Aim of the task: Give only the number of lines below that contain the word "title".

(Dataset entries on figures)
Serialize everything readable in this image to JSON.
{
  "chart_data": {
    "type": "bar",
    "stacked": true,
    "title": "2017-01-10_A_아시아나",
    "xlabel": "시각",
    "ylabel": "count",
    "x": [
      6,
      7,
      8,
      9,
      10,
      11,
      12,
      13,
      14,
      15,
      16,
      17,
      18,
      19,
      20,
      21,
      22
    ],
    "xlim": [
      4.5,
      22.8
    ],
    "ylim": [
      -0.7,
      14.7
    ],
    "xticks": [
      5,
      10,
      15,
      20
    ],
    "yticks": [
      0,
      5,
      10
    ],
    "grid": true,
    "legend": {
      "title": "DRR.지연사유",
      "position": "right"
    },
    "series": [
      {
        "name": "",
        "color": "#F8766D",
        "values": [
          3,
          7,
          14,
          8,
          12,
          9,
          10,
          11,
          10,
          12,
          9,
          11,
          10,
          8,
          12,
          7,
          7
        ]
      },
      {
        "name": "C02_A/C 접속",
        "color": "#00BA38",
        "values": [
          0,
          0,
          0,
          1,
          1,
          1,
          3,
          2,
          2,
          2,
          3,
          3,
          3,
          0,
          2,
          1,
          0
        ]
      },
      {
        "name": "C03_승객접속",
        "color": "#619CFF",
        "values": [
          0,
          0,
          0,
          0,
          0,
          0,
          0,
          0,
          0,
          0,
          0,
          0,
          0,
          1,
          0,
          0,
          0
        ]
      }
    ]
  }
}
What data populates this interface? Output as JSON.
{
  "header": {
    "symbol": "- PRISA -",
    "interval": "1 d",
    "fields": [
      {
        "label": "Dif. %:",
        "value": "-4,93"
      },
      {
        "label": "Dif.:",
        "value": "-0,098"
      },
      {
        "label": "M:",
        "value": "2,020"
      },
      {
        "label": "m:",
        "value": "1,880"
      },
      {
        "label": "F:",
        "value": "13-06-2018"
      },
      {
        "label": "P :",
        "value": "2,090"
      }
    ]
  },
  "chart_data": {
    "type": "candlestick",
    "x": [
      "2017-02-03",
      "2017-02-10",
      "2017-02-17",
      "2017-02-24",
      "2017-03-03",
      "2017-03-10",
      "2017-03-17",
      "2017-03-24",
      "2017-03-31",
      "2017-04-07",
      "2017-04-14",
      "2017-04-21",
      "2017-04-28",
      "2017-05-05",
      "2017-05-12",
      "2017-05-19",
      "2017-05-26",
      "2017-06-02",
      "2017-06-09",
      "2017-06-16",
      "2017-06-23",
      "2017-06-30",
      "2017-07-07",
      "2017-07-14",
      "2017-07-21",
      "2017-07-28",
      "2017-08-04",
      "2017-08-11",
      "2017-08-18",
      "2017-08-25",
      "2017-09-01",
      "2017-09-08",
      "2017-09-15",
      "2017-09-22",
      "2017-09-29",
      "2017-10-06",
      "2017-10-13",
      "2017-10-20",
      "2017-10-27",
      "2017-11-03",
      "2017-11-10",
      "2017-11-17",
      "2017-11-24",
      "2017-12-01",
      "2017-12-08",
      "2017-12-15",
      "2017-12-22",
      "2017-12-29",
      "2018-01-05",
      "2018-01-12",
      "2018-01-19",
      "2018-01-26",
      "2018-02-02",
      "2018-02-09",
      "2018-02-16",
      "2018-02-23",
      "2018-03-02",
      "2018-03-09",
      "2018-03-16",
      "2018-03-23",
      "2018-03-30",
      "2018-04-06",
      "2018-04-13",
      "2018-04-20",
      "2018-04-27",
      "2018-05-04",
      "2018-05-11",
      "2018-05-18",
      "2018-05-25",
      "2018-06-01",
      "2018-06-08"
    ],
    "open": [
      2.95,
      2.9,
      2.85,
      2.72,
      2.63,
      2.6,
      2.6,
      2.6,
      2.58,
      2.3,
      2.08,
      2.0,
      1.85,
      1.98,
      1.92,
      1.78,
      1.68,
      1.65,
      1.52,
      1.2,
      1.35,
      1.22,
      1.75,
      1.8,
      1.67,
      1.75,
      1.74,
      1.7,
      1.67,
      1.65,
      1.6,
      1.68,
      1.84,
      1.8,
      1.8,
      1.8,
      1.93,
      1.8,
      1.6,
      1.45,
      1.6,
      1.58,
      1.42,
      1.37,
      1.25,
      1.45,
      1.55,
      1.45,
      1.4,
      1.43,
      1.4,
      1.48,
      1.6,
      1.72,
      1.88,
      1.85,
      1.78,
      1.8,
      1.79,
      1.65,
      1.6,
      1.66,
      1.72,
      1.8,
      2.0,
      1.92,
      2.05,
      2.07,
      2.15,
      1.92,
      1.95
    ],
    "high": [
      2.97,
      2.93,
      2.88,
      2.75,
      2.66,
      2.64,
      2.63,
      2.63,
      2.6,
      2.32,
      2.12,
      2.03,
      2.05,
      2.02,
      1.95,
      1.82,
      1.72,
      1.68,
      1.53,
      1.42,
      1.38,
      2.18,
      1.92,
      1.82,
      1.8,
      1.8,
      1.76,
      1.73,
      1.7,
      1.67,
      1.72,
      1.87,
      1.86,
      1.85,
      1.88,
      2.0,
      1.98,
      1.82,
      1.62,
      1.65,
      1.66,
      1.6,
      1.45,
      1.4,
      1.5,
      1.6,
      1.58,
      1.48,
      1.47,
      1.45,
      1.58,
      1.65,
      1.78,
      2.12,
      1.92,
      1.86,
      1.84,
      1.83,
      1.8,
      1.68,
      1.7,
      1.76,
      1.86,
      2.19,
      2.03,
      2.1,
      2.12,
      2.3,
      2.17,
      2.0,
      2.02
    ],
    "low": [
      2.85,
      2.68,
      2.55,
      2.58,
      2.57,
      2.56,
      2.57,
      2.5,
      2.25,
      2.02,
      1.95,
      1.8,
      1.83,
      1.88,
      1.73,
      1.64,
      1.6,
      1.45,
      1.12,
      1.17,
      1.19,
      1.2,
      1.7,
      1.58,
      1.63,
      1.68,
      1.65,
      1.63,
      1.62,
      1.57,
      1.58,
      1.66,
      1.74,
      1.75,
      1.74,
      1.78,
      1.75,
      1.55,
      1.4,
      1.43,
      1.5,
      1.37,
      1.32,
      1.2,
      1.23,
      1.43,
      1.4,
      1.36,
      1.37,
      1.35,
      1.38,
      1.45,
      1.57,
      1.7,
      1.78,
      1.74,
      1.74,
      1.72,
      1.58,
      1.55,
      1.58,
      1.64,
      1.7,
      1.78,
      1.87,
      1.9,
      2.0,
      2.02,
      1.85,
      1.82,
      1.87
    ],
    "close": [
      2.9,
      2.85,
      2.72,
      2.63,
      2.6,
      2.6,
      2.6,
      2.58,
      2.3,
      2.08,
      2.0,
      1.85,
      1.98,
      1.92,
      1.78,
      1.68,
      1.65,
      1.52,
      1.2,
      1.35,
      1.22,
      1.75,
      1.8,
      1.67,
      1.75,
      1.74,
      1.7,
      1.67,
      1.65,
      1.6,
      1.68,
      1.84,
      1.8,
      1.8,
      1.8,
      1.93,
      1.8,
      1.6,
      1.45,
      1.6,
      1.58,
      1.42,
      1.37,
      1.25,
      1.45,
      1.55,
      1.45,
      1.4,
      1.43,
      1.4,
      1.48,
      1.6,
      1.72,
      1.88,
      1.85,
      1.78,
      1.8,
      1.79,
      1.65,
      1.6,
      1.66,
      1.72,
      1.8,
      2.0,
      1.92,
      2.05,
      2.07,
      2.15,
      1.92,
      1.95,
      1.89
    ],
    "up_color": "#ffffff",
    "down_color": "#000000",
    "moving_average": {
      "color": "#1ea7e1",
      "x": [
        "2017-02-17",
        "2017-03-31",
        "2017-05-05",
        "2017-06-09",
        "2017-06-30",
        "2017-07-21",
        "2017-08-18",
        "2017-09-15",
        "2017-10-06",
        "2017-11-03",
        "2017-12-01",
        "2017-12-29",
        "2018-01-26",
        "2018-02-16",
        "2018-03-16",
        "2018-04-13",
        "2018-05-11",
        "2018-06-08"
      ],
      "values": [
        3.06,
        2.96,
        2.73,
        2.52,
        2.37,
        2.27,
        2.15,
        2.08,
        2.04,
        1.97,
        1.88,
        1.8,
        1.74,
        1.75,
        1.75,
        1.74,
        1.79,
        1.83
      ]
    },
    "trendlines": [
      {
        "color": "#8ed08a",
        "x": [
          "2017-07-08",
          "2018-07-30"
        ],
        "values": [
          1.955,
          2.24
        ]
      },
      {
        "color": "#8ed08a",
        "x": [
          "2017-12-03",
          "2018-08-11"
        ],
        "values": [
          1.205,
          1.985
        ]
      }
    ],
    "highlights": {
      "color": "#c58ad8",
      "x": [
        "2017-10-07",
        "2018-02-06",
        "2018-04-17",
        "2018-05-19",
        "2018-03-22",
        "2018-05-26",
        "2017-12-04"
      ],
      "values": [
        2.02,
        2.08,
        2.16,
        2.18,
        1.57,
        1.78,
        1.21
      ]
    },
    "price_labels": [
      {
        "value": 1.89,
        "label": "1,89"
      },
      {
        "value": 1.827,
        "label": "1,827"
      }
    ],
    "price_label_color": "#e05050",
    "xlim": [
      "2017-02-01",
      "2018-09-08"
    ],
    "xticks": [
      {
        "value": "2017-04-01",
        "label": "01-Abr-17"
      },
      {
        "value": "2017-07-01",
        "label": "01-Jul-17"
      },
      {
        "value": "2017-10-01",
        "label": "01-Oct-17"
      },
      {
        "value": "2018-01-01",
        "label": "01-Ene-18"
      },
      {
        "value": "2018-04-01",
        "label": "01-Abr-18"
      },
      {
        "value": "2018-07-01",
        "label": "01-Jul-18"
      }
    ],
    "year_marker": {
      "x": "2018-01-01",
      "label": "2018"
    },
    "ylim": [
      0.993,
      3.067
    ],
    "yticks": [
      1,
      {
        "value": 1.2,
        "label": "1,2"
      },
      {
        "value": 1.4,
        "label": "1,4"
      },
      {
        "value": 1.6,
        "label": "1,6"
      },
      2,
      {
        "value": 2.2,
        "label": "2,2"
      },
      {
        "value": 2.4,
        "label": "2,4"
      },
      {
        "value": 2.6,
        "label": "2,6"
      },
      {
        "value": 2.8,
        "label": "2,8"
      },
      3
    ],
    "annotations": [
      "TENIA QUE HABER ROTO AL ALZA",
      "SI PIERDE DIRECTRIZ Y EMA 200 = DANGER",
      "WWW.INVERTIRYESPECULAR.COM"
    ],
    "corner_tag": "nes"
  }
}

Output of the exercise: 2